Data records
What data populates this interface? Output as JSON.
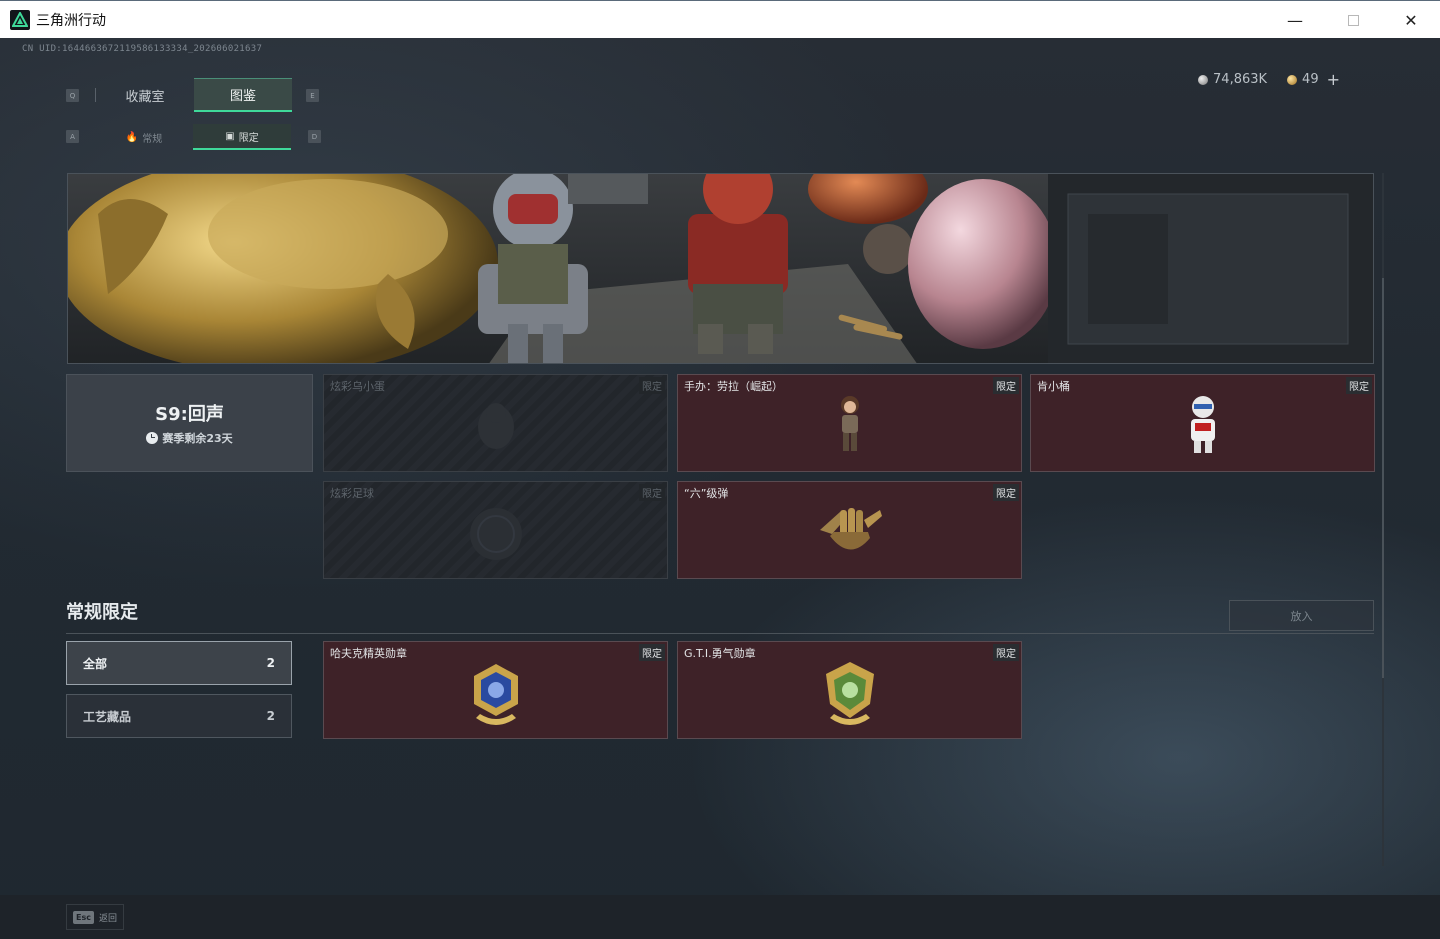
{
  "window": {
    "title": "三角洲行动",
    "minimize_glyph": "—",
    "close_glyph": "✕"
  },
  "game": {
    "uid": "CN UID:1644663672119586133334_202606021637",
    "currency": {
      "silver": "74,863K",
      "gold": "49",
      "plus": "+"
    },
    "keys": {
      "q": "Q",
      "e": "E",
      "a": "A",
      "d": "D"
    },
    "tabs": [
      {
        "label": "收藏室"
      },
      {
        "label": "图鉴"
      }
    ],
    "subtabs": [
      {
        "label": "常规"
      },
      {
        "label": "限定"
      }
    ],
    "season": {
      "title": "S9:回声",
      "remaining": "赛季剩余23天"
    },
    "season_cards": [
      {
        "name": "炫彩乌小蛋",
        "tag": "限定",
        "state": "locked"
      },
      {
        "name": "手办：劳拉（崛起）",
        "tag": "限定",
        "state": "owned"
      },
      {
        "name": "肯小桶",
        "tag": "限定",
        "state": "owned"
      },
      {
        "name": "炫彩足球",
        "tag": "限定",
        "state": "locked"
      },
      {
        "name": "“六”级弹",
        "tag": "限定",
        "state": "owned"
      }
    ],
    "section": {
      "title": "常规限定",
      "sort_label": "放入"
    },
    "filters": [
      {
        "label": "全部",
        "count": "2"
      },
      {
        "label": "工艺藏品",
        "count": "2"
      }
    ],
    "regular_cards": [
      {
        "name": "哈夫克精英勋章",
        "tag": "限定"
      },
      {
        "name": "G.T.I.勇气勋章",
        "tag": "限定"
      }
    ],
    "bottom": {
      "esc_key": "Esc",
      "esc_label": "返回"
    }
  },
  "colors": {
    "accent": "#3fd99a",
    "card_bg": "#3e2228",
    "background": "#1f2830"
  }
}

◆ GIVEN TASK: Return all of the entries exactly as written, but drop any pictures they hold.

◆ TASK OUTPUT:
What data populates this interface? Output as JSON.
{
  "window": {
    "title": "三角洲行动",
    "minimize_glyph": "—",
    "close_glyph": "✕"
  },
  "game": {
    "uid": "CN UID:1644663672119586133334_202606021637",
    "currency": {
      "silver": "74,863K",
      "gold": "49",
      "plus": "+"
    },
    "keys": {
      "q": "Q",
      "e": "E",
      "a": "A",
      "d": "D"
    },
    "tabs": [
      {
        "label": "收藏室"
      },
      {
        "label": "图鉴"
      }
    ],
    "subtabs": [
      {
        "label": "常规"
      },
      {
        "label": "限定"
      }
    ],
    "season": {
      "title": "S9:回声",
      "remaining": "赛季剩余23天"
    },
    "season_cards": [
      {
        "name": "炫彩乌小蛋",
        "tag": "限定",
        "state": "locked"
      },
      {
        "name": "手办：劳拉（崛起）",
        "tag": "限定",
        "state": "owned"
      },
      {
        "name": "肯小桶",
        "tag": "限定",
        "state": "owned"
      },
      {
        "name": "炫彩足球",
        "tag": "限定",
        "state": "locked"
      },
      {
        "name": "“六”级弹",
        "tag": "限定",
        "state": "owned"
      }
    ],
    "section": {
      "title": "常规限定",
      "sort_label": "放入"
    },
    "filters": [
      {
        "label": "全部",
        "count": "2"
      },
      {
        "label": "工艺藏品",
        "count": "2"
      }
    ],
    "regular_cards": [
      {
        "name": "哈夫克精英勋章",
        "tag": "限定"
      },
      {
        "name": "G.T.I.勇气勋章",
        "tag": "限定"
      }
    ],
    "bottom": {
      "esc_key": "Esc",
      "esc_label": "返回"
    }
  },
  "colors": {
    "accent": "#3fd99a",
    "card_bg": "#3e2228",
    "background": "#1f2830"
  }
}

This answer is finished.